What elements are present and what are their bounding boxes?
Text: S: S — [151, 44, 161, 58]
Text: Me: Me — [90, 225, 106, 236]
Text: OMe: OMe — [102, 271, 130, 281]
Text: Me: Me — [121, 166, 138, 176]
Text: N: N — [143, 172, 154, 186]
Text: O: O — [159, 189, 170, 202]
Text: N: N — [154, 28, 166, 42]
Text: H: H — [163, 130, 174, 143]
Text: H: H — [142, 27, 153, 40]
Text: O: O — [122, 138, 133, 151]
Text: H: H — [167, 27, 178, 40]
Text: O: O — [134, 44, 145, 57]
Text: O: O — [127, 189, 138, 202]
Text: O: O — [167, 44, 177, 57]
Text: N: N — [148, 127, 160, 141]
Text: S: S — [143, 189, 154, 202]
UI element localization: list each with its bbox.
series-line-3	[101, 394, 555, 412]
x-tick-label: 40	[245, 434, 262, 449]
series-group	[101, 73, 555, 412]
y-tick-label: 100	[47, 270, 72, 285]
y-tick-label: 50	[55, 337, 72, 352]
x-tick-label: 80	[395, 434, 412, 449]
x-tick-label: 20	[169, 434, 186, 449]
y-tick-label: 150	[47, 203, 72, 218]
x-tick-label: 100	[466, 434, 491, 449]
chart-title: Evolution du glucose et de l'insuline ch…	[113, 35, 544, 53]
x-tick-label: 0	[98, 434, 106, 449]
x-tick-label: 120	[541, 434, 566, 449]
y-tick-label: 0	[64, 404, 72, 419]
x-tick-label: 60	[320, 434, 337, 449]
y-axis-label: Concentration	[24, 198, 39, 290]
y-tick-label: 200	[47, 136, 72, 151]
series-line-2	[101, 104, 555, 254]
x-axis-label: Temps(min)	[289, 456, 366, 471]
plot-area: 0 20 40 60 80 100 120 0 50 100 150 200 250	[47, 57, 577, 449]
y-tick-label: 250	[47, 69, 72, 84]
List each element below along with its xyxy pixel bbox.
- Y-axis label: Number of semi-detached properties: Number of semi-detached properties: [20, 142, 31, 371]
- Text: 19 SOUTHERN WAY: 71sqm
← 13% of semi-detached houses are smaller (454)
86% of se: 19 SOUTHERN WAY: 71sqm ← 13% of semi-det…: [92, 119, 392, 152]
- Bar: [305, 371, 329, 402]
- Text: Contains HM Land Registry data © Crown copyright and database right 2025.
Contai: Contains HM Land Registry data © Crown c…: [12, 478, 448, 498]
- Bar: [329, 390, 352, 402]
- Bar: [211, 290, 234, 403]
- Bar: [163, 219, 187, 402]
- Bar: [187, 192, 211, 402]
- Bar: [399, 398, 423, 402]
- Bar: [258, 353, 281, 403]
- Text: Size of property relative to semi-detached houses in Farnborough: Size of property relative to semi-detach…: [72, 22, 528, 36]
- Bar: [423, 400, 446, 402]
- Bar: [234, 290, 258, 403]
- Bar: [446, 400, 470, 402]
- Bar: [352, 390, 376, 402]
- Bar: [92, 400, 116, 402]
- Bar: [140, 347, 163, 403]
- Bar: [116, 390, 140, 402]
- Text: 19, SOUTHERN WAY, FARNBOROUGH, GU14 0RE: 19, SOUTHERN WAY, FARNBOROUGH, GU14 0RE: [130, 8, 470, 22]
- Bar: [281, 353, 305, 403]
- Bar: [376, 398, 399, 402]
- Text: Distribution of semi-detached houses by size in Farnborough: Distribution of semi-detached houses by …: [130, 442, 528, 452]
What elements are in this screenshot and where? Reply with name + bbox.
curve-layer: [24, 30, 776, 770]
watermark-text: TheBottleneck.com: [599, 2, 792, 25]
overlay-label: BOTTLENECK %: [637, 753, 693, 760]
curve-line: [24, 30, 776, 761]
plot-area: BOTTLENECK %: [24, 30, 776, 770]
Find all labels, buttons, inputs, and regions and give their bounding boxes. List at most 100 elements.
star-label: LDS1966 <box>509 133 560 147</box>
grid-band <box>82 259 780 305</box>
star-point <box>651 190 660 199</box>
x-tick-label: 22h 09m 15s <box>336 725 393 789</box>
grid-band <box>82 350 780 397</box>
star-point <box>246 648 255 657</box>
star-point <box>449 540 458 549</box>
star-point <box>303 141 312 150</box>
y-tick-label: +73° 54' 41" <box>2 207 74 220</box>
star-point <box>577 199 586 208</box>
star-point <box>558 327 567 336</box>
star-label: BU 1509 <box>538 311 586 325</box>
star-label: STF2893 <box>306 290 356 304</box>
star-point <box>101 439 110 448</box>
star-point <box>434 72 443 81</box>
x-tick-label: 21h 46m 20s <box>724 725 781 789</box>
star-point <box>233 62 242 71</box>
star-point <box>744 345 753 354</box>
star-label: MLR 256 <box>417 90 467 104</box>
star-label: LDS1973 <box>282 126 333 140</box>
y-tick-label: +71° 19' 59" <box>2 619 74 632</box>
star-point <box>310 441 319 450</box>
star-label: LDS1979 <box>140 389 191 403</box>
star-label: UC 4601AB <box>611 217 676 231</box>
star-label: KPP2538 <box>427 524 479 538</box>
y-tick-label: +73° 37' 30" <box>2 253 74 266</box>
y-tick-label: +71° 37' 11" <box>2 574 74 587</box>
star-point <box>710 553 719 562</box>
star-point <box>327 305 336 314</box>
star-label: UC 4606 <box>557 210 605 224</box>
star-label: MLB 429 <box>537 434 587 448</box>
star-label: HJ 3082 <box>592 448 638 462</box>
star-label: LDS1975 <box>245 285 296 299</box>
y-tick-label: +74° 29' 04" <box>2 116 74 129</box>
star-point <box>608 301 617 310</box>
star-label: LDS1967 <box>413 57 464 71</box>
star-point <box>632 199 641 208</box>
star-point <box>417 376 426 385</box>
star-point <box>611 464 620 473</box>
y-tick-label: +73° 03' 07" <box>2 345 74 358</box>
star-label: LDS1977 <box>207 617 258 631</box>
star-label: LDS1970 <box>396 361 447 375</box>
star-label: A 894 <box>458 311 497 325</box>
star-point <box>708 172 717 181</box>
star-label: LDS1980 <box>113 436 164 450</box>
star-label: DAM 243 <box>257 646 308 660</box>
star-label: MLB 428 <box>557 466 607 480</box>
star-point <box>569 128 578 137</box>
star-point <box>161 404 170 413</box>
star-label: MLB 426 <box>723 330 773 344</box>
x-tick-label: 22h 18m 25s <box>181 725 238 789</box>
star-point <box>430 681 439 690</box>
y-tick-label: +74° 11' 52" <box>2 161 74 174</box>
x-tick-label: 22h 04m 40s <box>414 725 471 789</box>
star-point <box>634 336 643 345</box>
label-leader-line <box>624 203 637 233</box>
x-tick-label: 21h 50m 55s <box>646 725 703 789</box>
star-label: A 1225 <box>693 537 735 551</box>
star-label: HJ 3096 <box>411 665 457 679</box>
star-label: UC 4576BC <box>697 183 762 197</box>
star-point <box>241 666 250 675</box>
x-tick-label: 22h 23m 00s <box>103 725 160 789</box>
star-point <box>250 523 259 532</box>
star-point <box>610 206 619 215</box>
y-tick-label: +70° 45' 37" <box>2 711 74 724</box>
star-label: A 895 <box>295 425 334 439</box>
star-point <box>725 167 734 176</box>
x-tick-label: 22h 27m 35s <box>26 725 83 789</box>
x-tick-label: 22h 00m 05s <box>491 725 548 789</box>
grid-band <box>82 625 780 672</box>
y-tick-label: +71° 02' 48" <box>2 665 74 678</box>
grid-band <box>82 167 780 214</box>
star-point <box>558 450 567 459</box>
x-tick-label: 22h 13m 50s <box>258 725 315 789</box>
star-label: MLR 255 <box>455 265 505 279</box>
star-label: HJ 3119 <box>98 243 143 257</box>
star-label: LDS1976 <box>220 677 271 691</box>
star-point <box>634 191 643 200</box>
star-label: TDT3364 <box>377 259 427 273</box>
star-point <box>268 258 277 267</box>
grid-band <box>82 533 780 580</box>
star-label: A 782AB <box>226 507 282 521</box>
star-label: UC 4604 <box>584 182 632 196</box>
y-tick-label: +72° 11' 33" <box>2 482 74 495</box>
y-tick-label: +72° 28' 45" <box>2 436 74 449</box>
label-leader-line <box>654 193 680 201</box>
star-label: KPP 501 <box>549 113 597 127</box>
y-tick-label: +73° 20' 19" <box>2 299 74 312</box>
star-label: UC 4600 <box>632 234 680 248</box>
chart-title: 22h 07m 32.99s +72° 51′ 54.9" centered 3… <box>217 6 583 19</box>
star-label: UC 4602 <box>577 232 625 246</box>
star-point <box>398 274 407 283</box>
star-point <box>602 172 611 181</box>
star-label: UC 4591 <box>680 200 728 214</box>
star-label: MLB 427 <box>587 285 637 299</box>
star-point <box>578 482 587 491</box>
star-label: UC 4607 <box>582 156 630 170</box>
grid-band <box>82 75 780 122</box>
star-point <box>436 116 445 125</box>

* Problem description:
Starting at the first line of the listing and ending with the line that contains "Text: O: O — [122, 138, 133, 151]", copy those lines out again with "OMe" changed to "OEt" and everything else left as it is.

* Written solution:
What elements are present and what are their bounding boxes?
Text: S: S — [151, 44, 161, 58]
Text: Me: Me — [90, 225, 106, 236]
Text: OEt: OEt — [102, 271, 130, 281]
Text: Me: Me — [121, 166, 138, 176]
Text: N: N — [143, 172, 154, 186]
Text: O: O — [159, 189, 170, 202]
Text: N: N — [154, 28, 166, 42]
Text: H: H — [163, 130, 174, 143]
Text: H: H — [142, 27, 153, 40]
Text: O: O — [122, 138, 133, 151]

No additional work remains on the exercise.